## Provided text

Wharton Ph.D. Summer Tech Camp 2017

Instructor: Alex Miller

Ph.D. Student, Information Systems (OID Department)
Email: alexmill@wharton.upenn.edu
Office: 526.4 JMHH

Course Description

The aim of this course is to familiarize incoming and current Wharton PhD students with the basic technical skills and tools required for empirical research. This includes publicly available and open source tools (e.g., AWS, Python, R) and Wharton-specific resources (e.g., Wharton grid computing cluster, WRDS). The course is primarily concerned with acquiring, cleaning, managing, and analyzing data. It will provide hands-on experience using variety of computing tools, including intro-level machine learning and natural language processing techniques. At the end of this short-term course, students will have a better understanding of what tools are most appropriate for different data analysis tasks at hand.

There is no prerequisite for this course. Feel free to attend the sessions selectively. Auditing is welcome. The format will be roughly a 60-min lecture followed by a 30-min lab session, where you are encouraged to work on exercises. There is no exam. Please bring your own laptop for this course.

Dates and Time

July 31 - Aug 16 (8 sessions)
10:00-11:30am Monday/Wednesday/Friday

Location

First 3 Sessions: F55
Last 5 Sessions: F70

GitHub Repository

All the notes and slides for the course can be downloaded at the course’s repository on GitHub.

Sessions

Intro, Unix, Git, and R Basics
Mon 31 July, Room F55
- Before class (optional):
  - Install R and R Studio (Ignore the “SDSFoundations” stuff)
  - Windows users: Install GitBash
  - Register for a GitHub account
- Slides
- Exercises
More R & Python Intro
Wed 2 Aug, Room F55
- Pre-class: Apply for Wharton grid account.
- Links:
  - Recommended Python IDE for beginners: Thonny
  - Also consider Anaconda, which handles a lot of the hassle of installing scientific Python packages automatically.
- Slides
- Exercises
  - Answers to beginner exercises
Wharton HPCC and Behavioral Lab (Guest Speakers)
Fri 4 Aug, Room F55
- Pre-class: Apply for Wharton grid account
- Link to Hugh’s Slides
- Exercises
Structured Data Collection: Consuming APIs in Python
Mon 7 Aug, Room F70
- Note the room change!
- Slides
- Exercises
Unstructured Data Collection in Python: Crawling and Scraping
Wed 9 Aug, Room F70
Advanced Scraping and Regex
Fri 11 Aug, Room F70
- Slides
- Exercises
  - Solution
Intro to Text Mining and NLP
Mon 14 Aug, Room F70
Intro to Concepts in Machine Learning
Wed 16 Aug, Room F70
- Slides
- Word2Vec Notebook Files:
  - Browse on GitHub
  - Download ZIP

## Apply what you read
a) According to the tech camp page, what is the format of a typical session?
b) Reproduce a passage of the tech camp page word for word, beginning at the words "Ph.D. Student, Information" and stopping after the words "tasks at hand.".

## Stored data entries
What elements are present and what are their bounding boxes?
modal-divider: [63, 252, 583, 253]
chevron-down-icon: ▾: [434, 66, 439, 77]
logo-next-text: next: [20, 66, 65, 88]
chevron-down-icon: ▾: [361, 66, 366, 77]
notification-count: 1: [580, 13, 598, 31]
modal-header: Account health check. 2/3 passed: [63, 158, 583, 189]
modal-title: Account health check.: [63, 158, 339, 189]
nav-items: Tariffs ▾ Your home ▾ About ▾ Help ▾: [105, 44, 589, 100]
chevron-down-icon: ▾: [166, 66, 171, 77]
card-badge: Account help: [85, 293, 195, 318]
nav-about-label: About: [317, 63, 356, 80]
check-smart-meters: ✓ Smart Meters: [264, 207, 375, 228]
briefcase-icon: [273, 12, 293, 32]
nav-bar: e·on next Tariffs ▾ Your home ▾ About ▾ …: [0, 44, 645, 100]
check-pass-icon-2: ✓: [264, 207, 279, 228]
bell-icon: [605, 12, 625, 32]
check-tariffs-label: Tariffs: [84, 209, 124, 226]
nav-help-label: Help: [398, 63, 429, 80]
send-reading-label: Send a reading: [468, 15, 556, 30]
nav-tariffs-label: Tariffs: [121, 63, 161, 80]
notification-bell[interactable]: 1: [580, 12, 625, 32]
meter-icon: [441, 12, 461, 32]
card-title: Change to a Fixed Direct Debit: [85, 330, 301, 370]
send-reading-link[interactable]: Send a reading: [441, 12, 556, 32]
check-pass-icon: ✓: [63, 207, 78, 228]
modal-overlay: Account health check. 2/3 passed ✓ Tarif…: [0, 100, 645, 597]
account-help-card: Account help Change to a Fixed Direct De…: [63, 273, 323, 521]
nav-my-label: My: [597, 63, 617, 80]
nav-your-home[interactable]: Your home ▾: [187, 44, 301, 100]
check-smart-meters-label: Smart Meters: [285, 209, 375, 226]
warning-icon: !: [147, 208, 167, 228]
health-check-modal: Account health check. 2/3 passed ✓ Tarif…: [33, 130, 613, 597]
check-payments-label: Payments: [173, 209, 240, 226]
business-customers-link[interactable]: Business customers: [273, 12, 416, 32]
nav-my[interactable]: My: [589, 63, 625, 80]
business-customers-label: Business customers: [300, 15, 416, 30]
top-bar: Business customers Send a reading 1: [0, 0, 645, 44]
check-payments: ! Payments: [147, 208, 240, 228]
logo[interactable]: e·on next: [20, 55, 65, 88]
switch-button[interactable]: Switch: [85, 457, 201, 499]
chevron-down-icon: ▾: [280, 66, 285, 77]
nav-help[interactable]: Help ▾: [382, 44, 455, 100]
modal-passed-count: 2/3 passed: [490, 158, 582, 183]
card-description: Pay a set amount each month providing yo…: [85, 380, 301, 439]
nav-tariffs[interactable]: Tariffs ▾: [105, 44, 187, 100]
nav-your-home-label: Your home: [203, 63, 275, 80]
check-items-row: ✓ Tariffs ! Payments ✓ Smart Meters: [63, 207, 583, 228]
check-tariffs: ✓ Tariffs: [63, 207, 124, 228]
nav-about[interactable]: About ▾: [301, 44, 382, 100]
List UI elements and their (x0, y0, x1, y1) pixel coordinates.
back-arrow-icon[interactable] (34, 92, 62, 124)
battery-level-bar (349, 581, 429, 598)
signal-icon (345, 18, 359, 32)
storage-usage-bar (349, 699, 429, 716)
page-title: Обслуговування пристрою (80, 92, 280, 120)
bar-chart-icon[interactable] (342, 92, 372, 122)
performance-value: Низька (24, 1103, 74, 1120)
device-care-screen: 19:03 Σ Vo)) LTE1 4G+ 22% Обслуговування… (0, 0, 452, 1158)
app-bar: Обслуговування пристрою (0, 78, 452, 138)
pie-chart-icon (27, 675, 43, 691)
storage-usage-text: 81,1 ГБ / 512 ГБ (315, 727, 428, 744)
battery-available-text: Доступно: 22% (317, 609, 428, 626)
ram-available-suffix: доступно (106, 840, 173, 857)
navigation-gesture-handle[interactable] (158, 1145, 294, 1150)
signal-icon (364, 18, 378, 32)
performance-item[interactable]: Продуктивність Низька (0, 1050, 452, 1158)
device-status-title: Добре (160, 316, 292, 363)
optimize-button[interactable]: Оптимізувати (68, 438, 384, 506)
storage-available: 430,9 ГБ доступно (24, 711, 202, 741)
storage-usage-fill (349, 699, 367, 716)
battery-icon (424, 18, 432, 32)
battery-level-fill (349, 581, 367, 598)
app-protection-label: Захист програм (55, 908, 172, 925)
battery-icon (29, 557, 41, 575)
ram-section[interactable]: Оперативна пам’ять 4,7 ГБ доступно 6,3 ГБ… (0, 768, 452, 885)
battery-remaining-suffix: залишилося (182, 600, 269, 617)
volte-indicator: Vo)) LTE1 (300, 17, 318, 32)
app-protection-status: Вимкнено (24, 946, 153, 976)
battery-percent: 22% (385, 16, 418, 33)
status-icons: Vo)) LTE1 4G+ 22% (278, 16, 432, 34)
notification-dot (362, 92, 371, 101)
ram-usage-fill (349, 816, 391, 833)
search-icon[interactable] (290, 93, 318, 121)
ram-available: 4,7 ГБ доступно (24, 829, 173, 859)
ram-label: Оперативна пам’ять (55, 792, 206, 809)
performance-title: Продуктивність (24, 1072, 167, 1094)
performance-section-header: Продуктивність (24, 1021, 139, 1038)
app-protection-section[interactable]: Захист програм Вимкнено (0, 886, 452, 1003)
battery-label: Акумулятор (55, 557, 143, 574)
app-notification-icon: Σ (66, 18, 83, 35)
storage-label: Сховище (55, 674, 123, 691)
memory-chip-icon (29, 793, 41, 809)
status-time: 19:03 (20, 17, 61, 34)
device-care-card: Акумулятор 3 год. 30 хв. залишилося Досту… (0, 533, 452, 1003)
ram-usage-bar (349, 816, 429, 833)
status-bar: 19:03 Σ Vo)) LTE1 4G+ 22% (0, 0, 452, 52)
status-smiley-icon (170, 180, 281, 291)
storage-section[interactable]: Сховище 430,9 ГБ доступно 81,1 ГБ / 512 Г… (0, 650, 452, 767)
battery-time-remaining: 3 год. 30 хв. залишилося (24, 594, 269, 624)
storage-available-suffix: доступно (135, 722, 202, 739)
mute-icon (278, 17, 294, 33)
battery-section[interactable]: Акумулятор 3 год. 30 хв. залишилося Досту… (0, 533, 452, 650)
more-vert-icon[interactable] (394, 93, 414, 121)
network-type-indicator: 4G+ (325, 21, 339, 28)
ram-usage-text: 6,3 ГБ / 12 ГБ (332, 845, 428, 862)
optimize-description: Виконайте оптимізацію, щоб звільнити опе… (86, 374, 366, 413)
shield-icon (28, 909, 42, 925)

## Responses per task
a) Roughly a 60-minute lecture followed by a 30-minute lab session.

b)
Ph.D. Student, Information Systems (OID Department)
Email: alexmill@wharton.upenn.edu
Office: 526.4 JMHH

Course Description

The aim of this course is to familiarize incoming and current Wharton PhD students with the basic technical skills and tools required for empirical research. This includes publicly available and open source tools (e.g., AWS, Python, R) and Wharton-specific resources (e.g., Wharton grid computing cluster, WRDS). The course is primarily concerned with acquiring, cleaning, managing, and analyzing data. It will provide hands-on experience using variety of computing tools, including intro-level machine learning and natural language processing techniques. At the end of this short-term course, students will have a better understanding of what tools are most appropriate for different data analysis tasks at hand.